── Data section

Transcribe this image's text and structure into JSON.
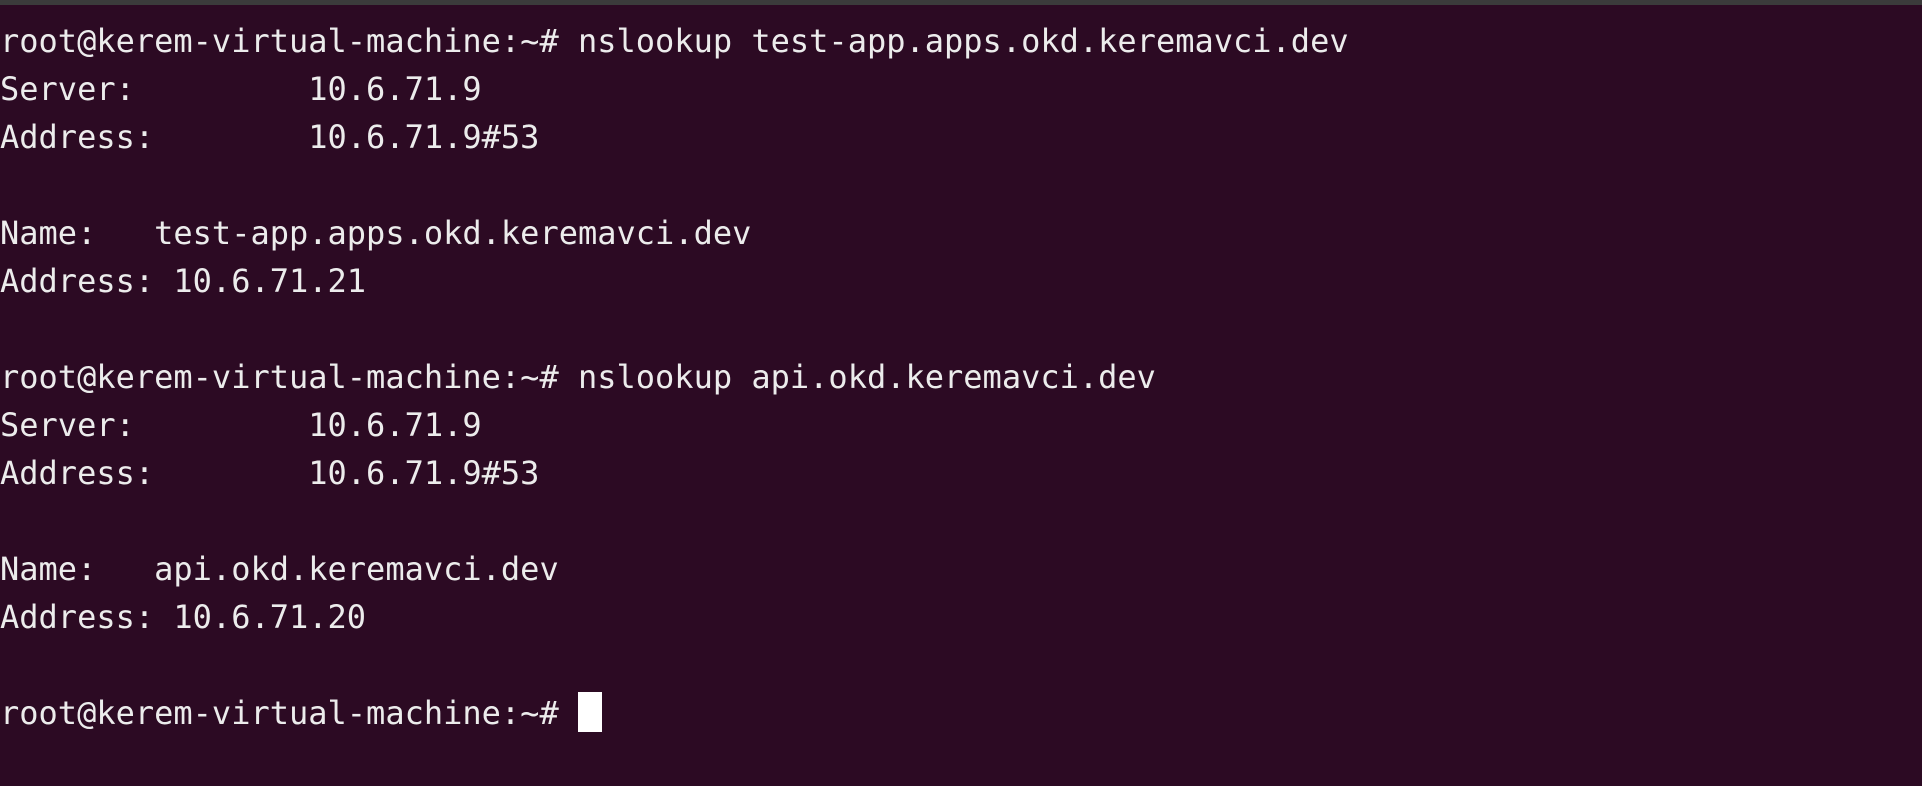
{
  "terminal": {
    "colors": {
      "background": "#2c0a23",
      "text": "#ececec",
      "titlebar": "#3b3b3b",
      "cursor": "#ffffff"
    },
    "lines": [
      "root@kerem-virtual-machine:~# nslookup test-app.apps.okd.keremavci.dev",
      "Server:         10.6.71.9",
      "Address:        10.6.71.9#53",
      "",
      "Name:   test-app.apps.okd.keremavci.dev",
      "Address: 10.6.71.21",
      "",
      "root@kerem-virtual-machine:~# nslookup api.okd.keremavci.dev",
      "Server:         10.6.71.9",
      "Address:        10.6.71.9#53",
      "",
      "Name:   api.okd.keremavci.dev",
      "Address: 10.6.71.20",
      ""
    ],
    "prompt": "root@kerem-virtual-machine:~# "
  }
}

────
── Data section

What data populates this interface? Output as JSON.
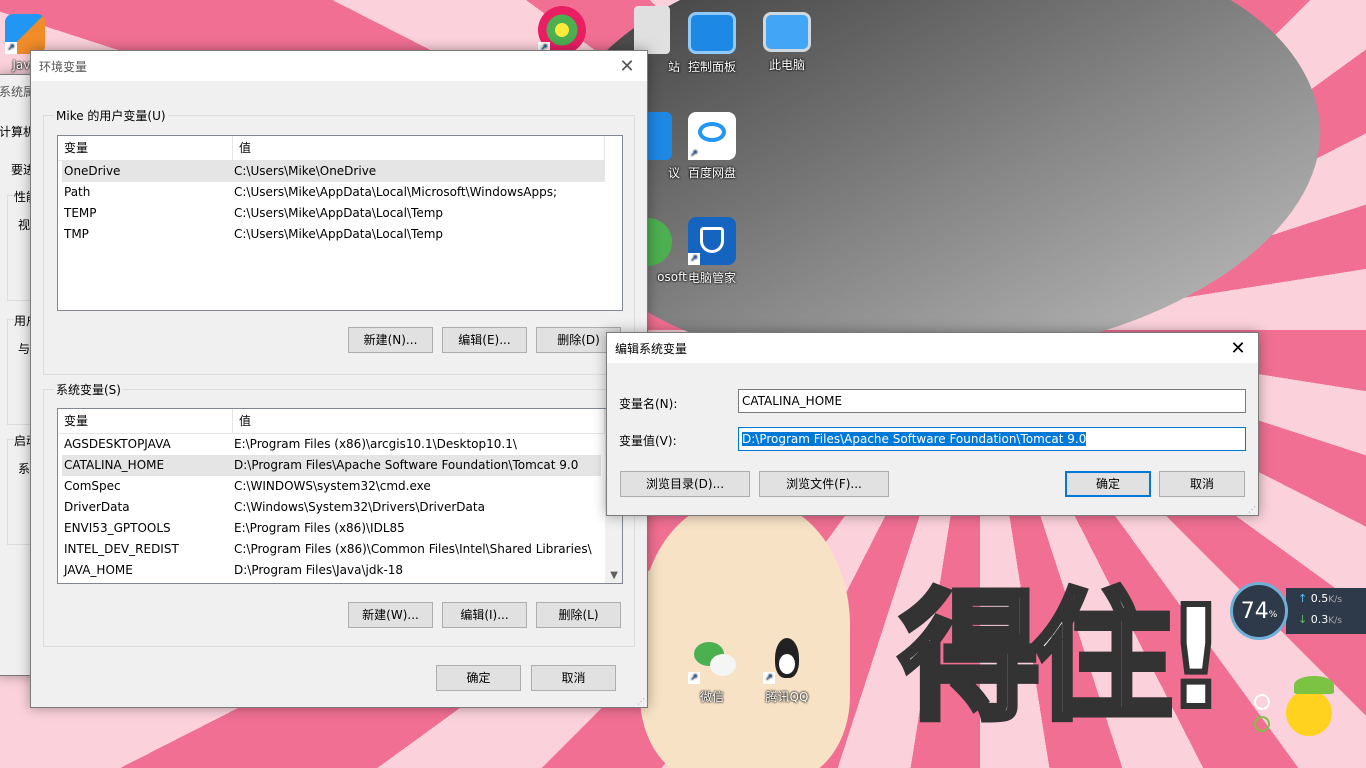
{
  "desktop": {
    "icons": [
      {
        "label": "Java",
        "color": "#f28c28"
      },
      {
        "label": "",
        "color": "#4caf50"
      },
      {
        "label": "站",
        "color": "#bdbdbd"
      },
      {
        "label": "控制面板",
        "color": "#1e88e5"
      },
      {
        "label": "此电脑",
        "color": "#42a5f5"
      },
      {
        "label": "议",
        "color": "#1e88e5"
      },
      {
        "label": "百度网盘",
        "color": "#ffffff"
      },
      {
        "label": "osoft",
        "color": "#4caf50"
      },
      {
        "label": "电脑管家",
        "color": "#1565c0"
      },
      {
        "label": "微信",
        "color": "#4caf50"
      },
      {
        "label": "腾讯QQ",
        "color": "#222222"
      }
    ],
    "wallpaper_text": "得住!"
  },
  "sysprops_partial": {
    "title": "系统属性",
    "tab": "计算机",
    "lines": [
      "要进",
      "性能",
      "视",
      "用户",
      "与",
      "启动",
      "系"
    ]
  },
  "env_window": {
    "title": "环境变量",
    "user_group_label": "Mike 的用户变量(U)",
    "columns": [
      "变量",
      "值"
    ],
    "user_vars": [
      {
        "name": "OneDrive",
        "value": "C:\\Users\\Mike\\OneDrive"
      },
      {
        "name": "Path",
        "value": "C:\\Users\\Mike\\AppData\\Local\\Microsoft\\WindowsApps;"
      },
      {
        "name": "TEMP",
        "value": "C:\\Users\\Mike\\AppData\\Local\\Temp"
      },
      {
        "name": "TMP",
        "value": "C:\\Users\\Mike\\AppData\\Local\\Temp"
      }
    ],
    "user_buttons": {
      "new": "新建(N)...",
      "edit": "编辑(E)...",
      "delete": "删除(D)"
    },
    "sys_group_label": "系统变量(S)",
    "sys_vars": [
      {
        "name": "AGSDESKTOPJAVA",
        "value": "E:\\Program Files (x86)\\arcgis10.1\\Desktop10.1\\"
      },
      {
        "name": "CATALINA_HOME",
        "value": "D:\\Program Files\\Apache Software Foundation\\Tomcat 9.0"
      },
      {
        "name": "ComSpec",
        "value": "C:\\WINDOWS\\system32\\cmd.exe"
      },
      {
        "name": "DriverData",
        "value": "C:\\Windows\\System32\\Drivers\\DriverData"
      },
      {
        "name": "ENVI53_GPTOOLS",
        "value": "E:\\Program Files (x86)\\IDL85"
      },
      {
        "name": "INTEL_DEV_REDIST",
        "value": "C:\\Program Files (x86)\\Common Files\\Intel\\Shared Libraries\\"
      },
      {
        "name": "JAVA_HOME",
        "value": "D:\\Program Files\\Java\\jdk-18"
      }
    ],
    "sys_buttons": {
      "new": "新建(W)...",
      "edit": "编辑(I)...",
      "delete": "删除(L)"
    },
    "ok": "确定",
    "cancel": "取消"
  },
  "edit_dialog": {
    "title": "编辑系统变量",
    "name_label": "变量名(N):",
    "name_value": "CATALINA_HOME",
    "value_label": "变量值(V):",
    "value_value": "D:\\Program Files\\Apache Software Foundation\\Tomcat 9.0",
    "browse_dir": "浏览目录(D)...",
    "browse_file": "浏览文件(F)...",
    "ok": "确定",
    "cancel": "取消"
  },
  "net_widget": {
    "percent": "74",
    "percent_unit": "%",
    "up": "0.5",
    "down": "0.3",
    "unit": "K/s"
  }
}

────

→ **What the task requires**:
Copy all lines from the data that hold the word "this".

→ **Answer to the exercise**:
Transcribe this image's text and structure into JSON.
What data populates this interface? Output as JSON.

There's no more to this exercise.